■ YOUR GOAL ■
Reproduce every row below verbatim, omitting the pictures.

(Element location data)
-- begin --
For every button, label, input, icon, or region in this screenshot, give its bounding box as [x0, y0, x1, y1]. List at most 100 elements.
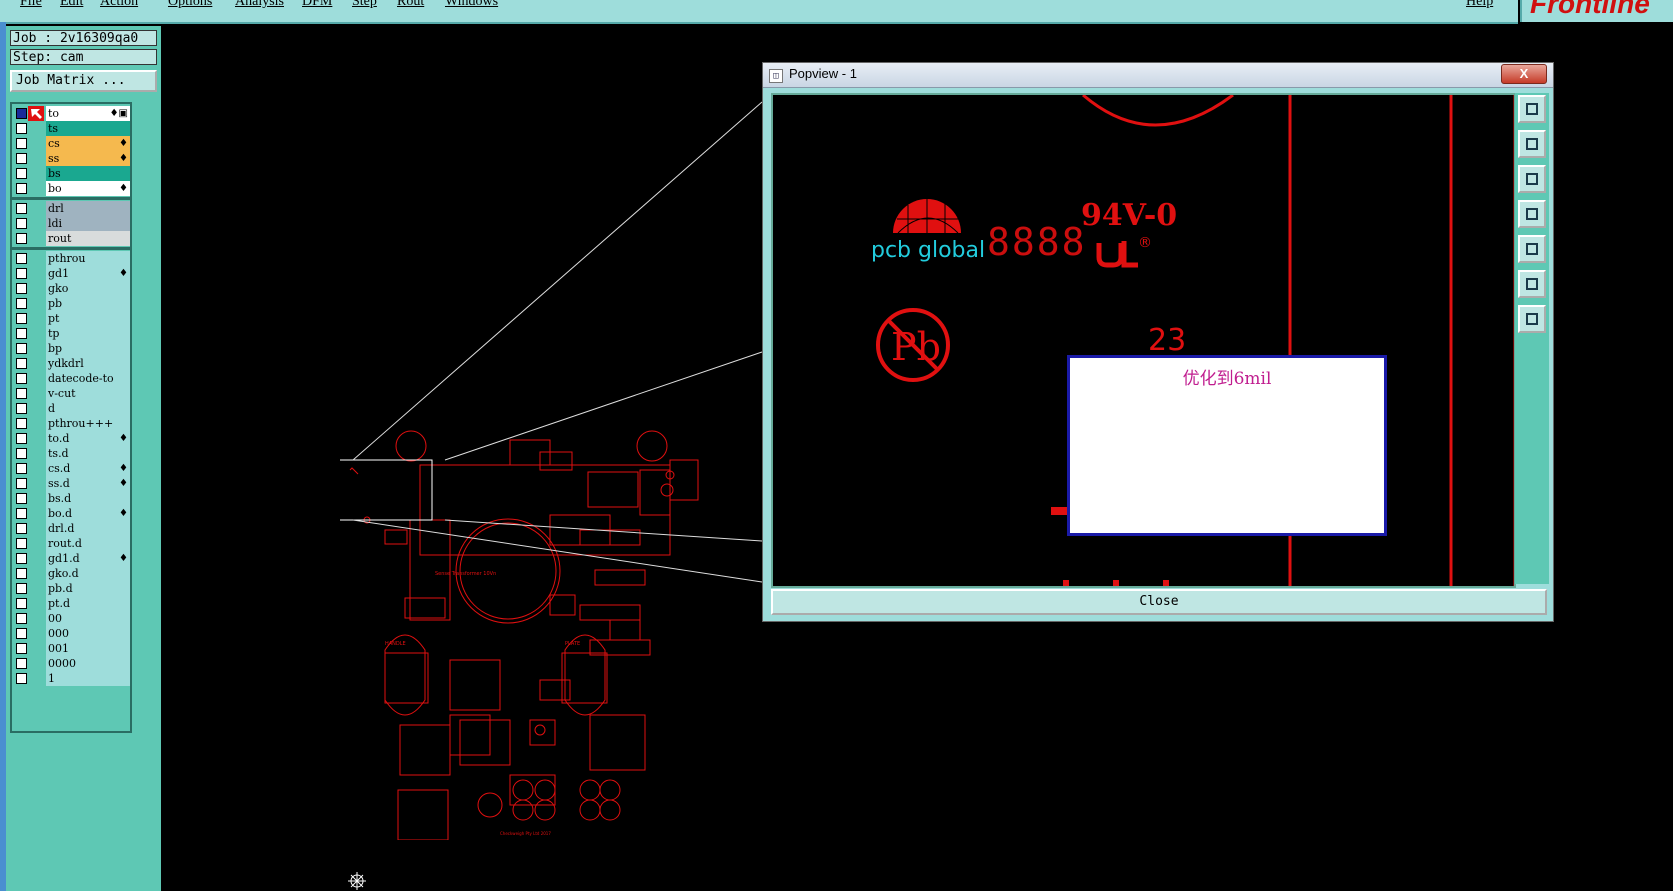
layer-name[interactable]: 0000 — [46, 656, 130, 671]
layer-row[interactable]: ts — [14, 121, 130, 136]
job-matrix-button[interactable]: Job Matrix ... — [10, 70, 157, 92]
layer-row[interactable]: gd1 ♦ — [14, 266, 130, 281]
layer-row[interactable]: pthrou — [14, 251, 130, 266]
layer-row[interactable]: pb — [14, 296, 130, 311]
zoom-in-icon[interactable] — [1518, 270, 1546, 298]
layer-row[interactable]: 00 — [14, 611, 130, 626]
menu-edit[interactable]: Edit — [60, 0, 83, 10]
layer-row[interactable]: tp — [14, 326, 130, 341]
close-icon[interactable]: X — [1501, 64, 1547, 84]
zoom-fit-icon[interactable] — [1518, 95, 1546, 123]
layer-checkbox[interactable] — [16, 138, 27, 149]
layer-checkbox[interactable] — [16, 598, 27, 609]
layer-checkbox[interactable] — [16, 658, 27, 669]
pan-down-icon[interactable] — [1518, 165, 1546, 193]
layer-row[interactable]: 1 — [14, 671, 130, 686]
layer-row[interactable]: gko — [14, 281, 130, 296]
layer-checkbox[interactable] — [16, 433, 27, 444]
layer-name[interactable]: ts — [46, 121, 130, 136]
layer-row[interactable]: pt — [14, 311, 130, 326]
layer-name[interactable]: drl.d — [46, 521, 130, 536]
layer-name[interactable]: gko.d — [46, 566, 130, 581]
layer-name[interactable]: ss ♦ — [46, 151, 130, 166]
layer-name[interactable]: ydkdrl — [46, 356, 130, 371]
layer-checkbox[interactable] — [16, 153, 27, 164]
layer-checkbox[interactable] — [16, 403, 27, 414]
layer-row[interactable]: ss ♦ — [14, 151, 130, 166]
layer-name[interactable]: cs.d ♦ — [46, 461, 130, 476]
layer-row[interactable]: 001 — [14, 641, 130, 656]
layer-checkbox[interactable] — [16, 523, 27, 534]
layer-checkbox[interactable] — [16, 583, 27, 594]
layer-checkbox[interactable] — [16, 463, 27, 474]
layer-row[interactable]: cs ♦ — [14, 136, 130, 151]
layer-row[interactable]: d — [14, 401, 130, 416]
pan-up-icon[interactable] — [1518, 130, 1546, 158]
layer-row[interactable]: pb.d — [14, 581, 130, 596]
layer-checkbox[interactable] — [16, 253, 27, 264]
layer-row[interactable]: v-cut — [14, 386, 130, 401]
layer-name[interactable]: rout — [46, 231, 130, 246]
layer-name[interactable]: rout.d — [46, 536, 130, 551]
layer-name[interactable]: tp — [46, 326, 130, 341]
layer-checkbox[interactable] — [16, 343, 27, 354]
menu-rout[interactable]: Rout — [397, 0, 424, 10]
layer-checkbox[interactable] — [16, 388, 27, 399]
layer-row[interactable]: rout — [14, 231, 130, 246]
layer-row[interactable]: ss.d ♦ — [14, 476, 130, 491]
layer-row[interactable]: bo ♦ — [14, 181, 130, 196]
layer-name[interactable]: ts.d — [46, 446, 130, 461]
layer-name[interactable]: to ♦▣ — [46, 106, 130, 121]
layer-checkbox[interactable] — [16, 358, 27, 369]
zoom-out-icon[interactable] — [1518, 305, 1546, 333]
layer-name[interactable]: 1 — [46, 671, 130, 686]
layer-checkbox[interactable] — [16, 373, 27, 384]
layer-name[interactable]: bo.d ♦ — [46, 506, 130, 521]
layer-name[interactable]: bp — [46, 341, 130, 356]
menu-options[interactable]: Options — [168, 0, 212, 10]
layer-checkbox[interactable] — [16, 283, 27, 294]
layer-name[interactable]: ss.d ♦ — [46, 476, 130, 491]
menu-windows[interactable]: Windows — [445, 0, 498, 10]
layer-name[interactable]: gko — [46, 281, 130, 296]
layer-checkbox[interactable] — [16, 643, 27, 654]
layer-name[interactable]: d — [46, 401, 130, 416]
layer-name[interactable]: bs — [46, 166, 130, 181]
layer-row[interactable]: drl.d — [14, 521, 130, 536]
layer-name[interactable]: pt.d — [46, 596, 130, 611]
menu-dfm[interactable]: DFM — [302, 0, 332, 10]
layer-checkbox[interactable] — [16, 218, 27, 229]
layer-checkbox[interactable] — [16, 328, 27, 339]
layer-checkbox[interactable] — [16, 168, 27, 179]
layer-checkbox[interactable] — [16, 568, 27, 579]
layer-checkbox[interactable] — [16, 613, 27, 624]
layer-name[interactable]: datecode-to — [46, 371, 130, 386]
layer-row[interactable]: bs — [14, 166, 130, 181]
popview-titlebar[interactable]: ◫ Popview - 1 X — [763, 63, 1553, 88]
layer-name[interactable]: gd1 ♦ — [46, 266, 130, 281]
layer-checkbox[interactable] — [16, 203, 27, 214]
layer-name[interactable]: 001 — [46, 641, 130, 656]
layer-row[interactable]: gko.d — [14, 566, 130, 581]
layer-name[interactable]: 00 — [46, 611, 130, 626]
layer-name[interactable]: gd1.d ♦ — [46, 551, 130, 566]
layer-name[interactable]: 000 — [46, 626, 130, 641]
layer-checkbox[interactable] — [16, 508, 27, 519]
layer-name[interactable]: cs ♦ — [46, 136, 130, 151]
layer-name[interactable]: v-cut — [46, 386, 130, 401]
layer-row[interactable]: bp — [14, 341, 130, 356]
layer-row[interactable]: to.d ♦ — [14, 431, 130, 446]
annotation-note[interactable]: 优化到6mil — [1067, 355, 1387, 536]
menu-file[interactable]: File — [20, 0, 42, 10]
layer-name[interactable]: pt — [46, 311, 130, 326]
layer-row[interactable]: cs.d ♦ — [14, 461, 130, 476]
layer-checkbox[interactable] — [16, 108, 27, 119]
pcb-overview[interactable]: Sense Transformer 10Vn HANDLE PLATE Chec… — [340, 380, 720, 840]
close-button[interactable]: Close — [771, 589, 1547, 615]
layer-row[interactable]: ldi — [14, 216, 130, 231]
layer-name[interactable]: pthrou — [46, 251, 130, 266]
menu-step[interactable]: Step — [352, 0, 377, 10]
layer-row[interactable]: bs.d — [14, 491, 130, 506]
layer-row[interactable]: gd1.d ♦ — [14, 551, 130, 566]
layer-name[interactable]: bo ♦ — [46, 181, 130, 196]
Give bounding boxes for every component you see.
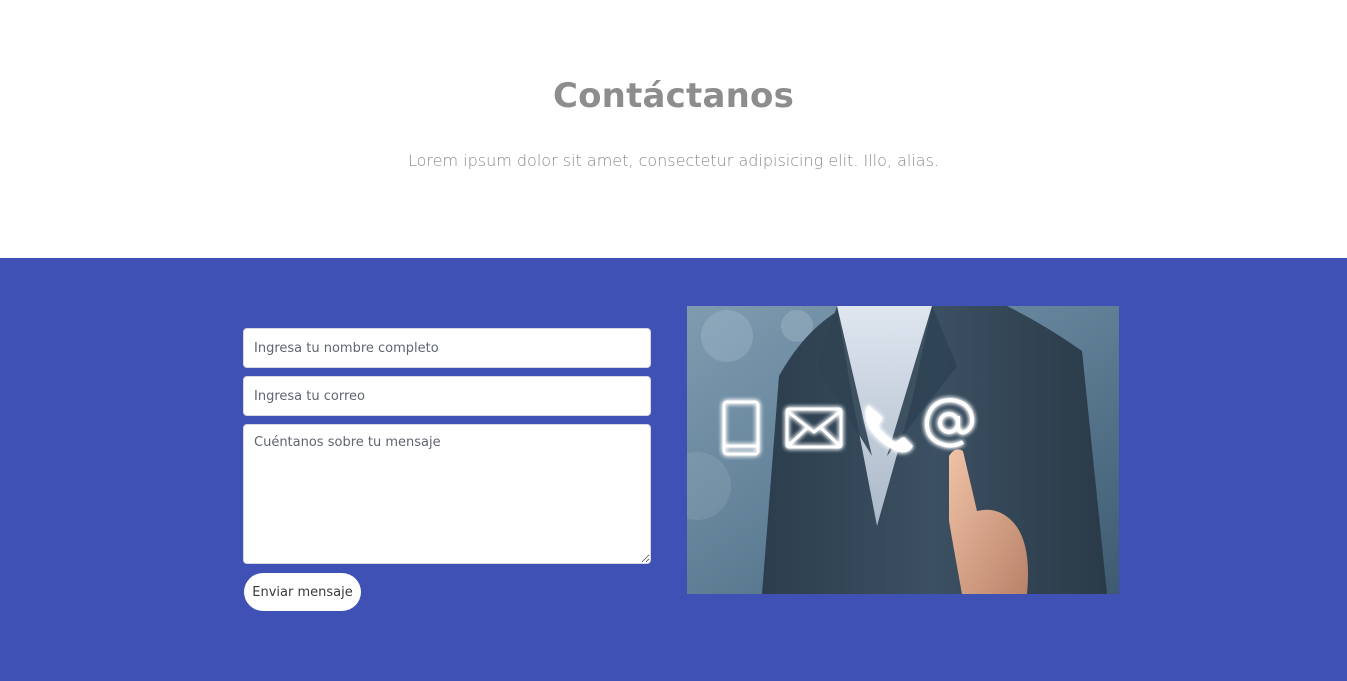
send-message-button[interactable]: Enviar mensaje	[244, 573, 361, 611]
contact-photo	[687, 306, 1119, 594]
message-textarea[interactable]	[243, 424, 651, 564]
contact-header: Contáctanos Lorem ipsum dolor sit amet, …	[0, 0, 1347, 258]
full-name-input[interactable]	[243, 328, 651, 368]
page-subtitle: Lorem ipsum dolor sit amet, consectetur …	[407, 151, 939, 170]
contact-section	[0, 258, 1347, 681]
page-title: Contáctanos	[552, 76, 795, 116]
email-input[interactable]	[243, 376, 651, 416]
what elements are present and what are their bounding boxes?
-- end --
■ WRITTEN SOLUTION ■
For every button, label, input, icon, or region in this screenshot, give its bounding box as [x0, y0, x1, y1]. List at most 100 elements.
layer-name[interactable]: 0000 — [46, 656, 130, 671]
layer-row[interactable]: ts — [14, 121, 130, 136]
job-matrix-button[interactable]: Job Matrix ... — [10, 70, 157, 92]
layer-row[interactable]: gd1 ♦ — [14, 266, 130, 281]
layer-row[interactable]: pthrou — [14, 251, 130, 266]
layer-row[interactable]: pb — [14, 296, 130, 311]
zoom-in-icon[interactable] — [1518, 270, 1546, 298]
layer-row[interactable]: 00 — [14, 611, 130, 626]
menu-edit[interactable]: Edit — [60, 0, 83, 10]
layer-row[interactable]: tp — [14, 326, 130, 341]
close-icon[interactable]: X — [1501, 64, 1547, 84]
zoom-fit-icon[interactable] — [1518, 95, 1546, 123]
layer-checkbox[interactable] — [16, 138, 27, 149]
layer-checkbox[interactable] — [16, 598, 27, 609]
layer-checkbox[interactable] — [16, 658, 27, 669]
pan-down-icon[interactable] — [1518, 165, 1546, 193]
layer-row[interactable]: 1 — [14, 671, 130, 686]
layer-row[interactable]: gko — [14, 281, 130, 296]
layer-checkbox[interactable] — [16, 433, 27, 444]
layer-name[interactable]: ts — [46, 121, 130, 136]
layer-row[interactable]: pt — [14, 311, 130, 326]
layer-name[interactable]: drl.d — [46, 521, 130, 536]
layer-name[interactable]: gko.d — [46, 566, 130, 581]
layer-name[interactable]: ss ♦ — [46, 151, 130, 166]
layer-name[interactable]: ydkdrl — [46, 356, 130, 371]
layer-checkbox[interactable] — [16, 153, 27, 164]
layer-checkbox[interactable] — [16, 403, 27, 414]
layer-row[interactable]: ss ♦ — [14, 151, 130, 166]
layer-name[interactable]: cs.d ♦ — [46, 461, 130, 476]
layer-row[interactable]: 001 — [14, 641, 130, 656]
layer-checkbox[interactable] — [16, 523, 27, 534]
layer-checkbox[interactable] — [16, 583, 27, 594]
layer-checkbox[interactable] — [16, 463, 27, 474]
layer-row[interactable]: cs ♦ — [14, 136, 130, 151]
layer-row[interactable]: d — [14, 401, 130, 416]
pan-up-icon[interactable] — [1518, 130, 1546, 158]
layer-row[interactable]: pb.d — [14, 581, 130, 596]
layer-checkbox[interactable] — [16, 253, 27, 264]
layer-row[interactable]: v-cut — [14, 386, 130, 401]
layer-name[interactable]: rout — [46, 231, 130, 246]
layer-name[interactable]: rout.d — [46, 536, 130, 551]
layer-name[interactable]: tp — [46, 326, 130, 341]
layer-checkbox[interactable] — [16, 343, 27, 354]
menu-rout[interactable]: Rout — [397, 0, 424, 10]
layer-checkbox[interactable] — [16, 388, 27, 399]
layer-row[interactable]: rout — [14, 231, 130, 246]
layer-row[interactable]: ss.d ♦ — [14, 476, 130, 491]
layer-row[interactable]: bo ♦ — [14, 181, 130, 196]
layer-name[interactable]: ts.d — [46, 446, 130, 461]
layer-name[interactable]: to ♦▣ — [46, 106, 130, 121]
layer-checkbox[interactable] — [16, 358, 27, 369]
zoom-out-icon[interactable] — [1518, 305, 1546, 333]
layer-name[interactable]: 1 — [46, 671, 130, 686]
layer-checkbox[interactable] — [16, 373, 27, 384]
layer-name[interactable]: bo.d ♦ — [46, 506, 130, 521]
layer-name[interactable]: bp — [46, 341, 130, 356]
menu-options[interactable]: Options — [168, 0, 212, 10]
layer-checkbox[interactable] — [16, 283, 27, 294]
layer-name[interactable]: ss.d ♦ — [46, 476, 130, 491]
menu-windows[interactable]: Windows — [445, 0, 498, 10]
layer-name[interactable]: gko — [46, 281, 130, 296]
layer-checkbox[interactable] — [16, 643, 27, 654]
layer-name[interactable]: d — [46, 401, 130, 416]
layer-name[interactable]: bs — [46, 166, 130, 181]
layer-row[interactable]: drl.d — [14, 521, 130, 536]
layer-name[interactable]: pt.d — [46, 596, 130, 611]
menu-dfm[interactable]: DFM — [302, 0, 332, 10]
layer-checkbox[interactable] — [16, 218, 27, 229]
layer-checkbox[interactable] — [16, 328, 27, 339]
layer-checkbox[interactable] — [16, 168, 27, 179]
layer-checkbox[interactable] — [16, 568, 27, 579]
layer-checkbox[interactable] — [16, 613, 27, 624]
layer-name[interactable]: datecode-to — [46, 371, 130, 386]
layer-row[interactable]: bs — [14, 166, 130, 181]
popview-titlebar[interactable]: ◫ Popview - 1 X — [763, 63, 1553, 88]
layer-name[interactable]: gd1 ♦ — [46, 266, 130, 281]
layer-checkbox[interactable] — [16, 203, 27, 214]
layer-name[interactable]: 001 — [46, 641, 130, 656]
layer-row[interactable]: gko.d — [14, 566, 130, 581]
layer-name[interactable]: 00 — [46, 611, 130, 626]
layer-name[interactable]: gd1.d ♦ — [46, 551, 130, 566]
layer-name[interactable]: 000 — [46, 626, 130, 641]
layer-checkbox[interactable] — [16, 508, 27, 519]
layer-name[interactable]: cs ♦ — [46, 136, 130, 151]
layer-name[interactable]: v-cut — [46, 386, 130, 401]
layer-row[interactable]: bp — [14, 341, 130, 356]
layer-row[interactable]: to.d ♦ — [14, 431, 130, 446]
annotation-note[interactable]: 优化到6mil — [1067, 355, 1387, 536]
menu-file[interactable]: File — [20, 0, 42, 10]
layer-name[interactable]: pt — [46, 311, 130, 326]
layer-row[interactable]: cs.d ♦ — [14, 461, 130, 476]
layer-checkbox[interactable] — [16, 108, 27, 119]
pcb-overview[interactable]: Sense Transformer 10Vn HANDLE PLATE Chec… — [340, 380, 720, 840]
close-button[interactable]: Close — [771, 589, 1547, 615]
layer-row[interactable]: ldi — [14, 216, 130, 231]
layer-name[interactable]: pthrou — [46, 251, 130, 266]
menu-step[interactable]: Step — [352, 0, 377, 10]
layer-row[interactable]: bs.d — [14, 491, 130, 506]
layer-row[interactable]: gd1.d ♦ — [14, 551, 130, 566]
layer-name[interactable]: bo ♦ — [46, 181, 130, 196]
Give bounding boxes for every component you see.
send-message-button[interactable]: Enviar mensaje	[244, 573, 361, 611]
contact-photo	[687, 306, 1119, 594]
message-textarea[interactable]	[243, 424, 651, 564]
contact-header: Contáctanos Lorem ipsum dolor sit amet, …	[0, 0, 1347, 258]
full-name-input[interactable]	[243, 328, 651, 368]
page-subtitle: Lorem ipsum dolor sit amet, consectetur …	[407, 151, 939, 170]
contact-section	[0, 258, 1347, 681]
page-title: Contáctanos	[552, 76, 795, 116]
email-input[interactable]	[243, 376, 651, 416]
what elements are present and what are their bounding boxes?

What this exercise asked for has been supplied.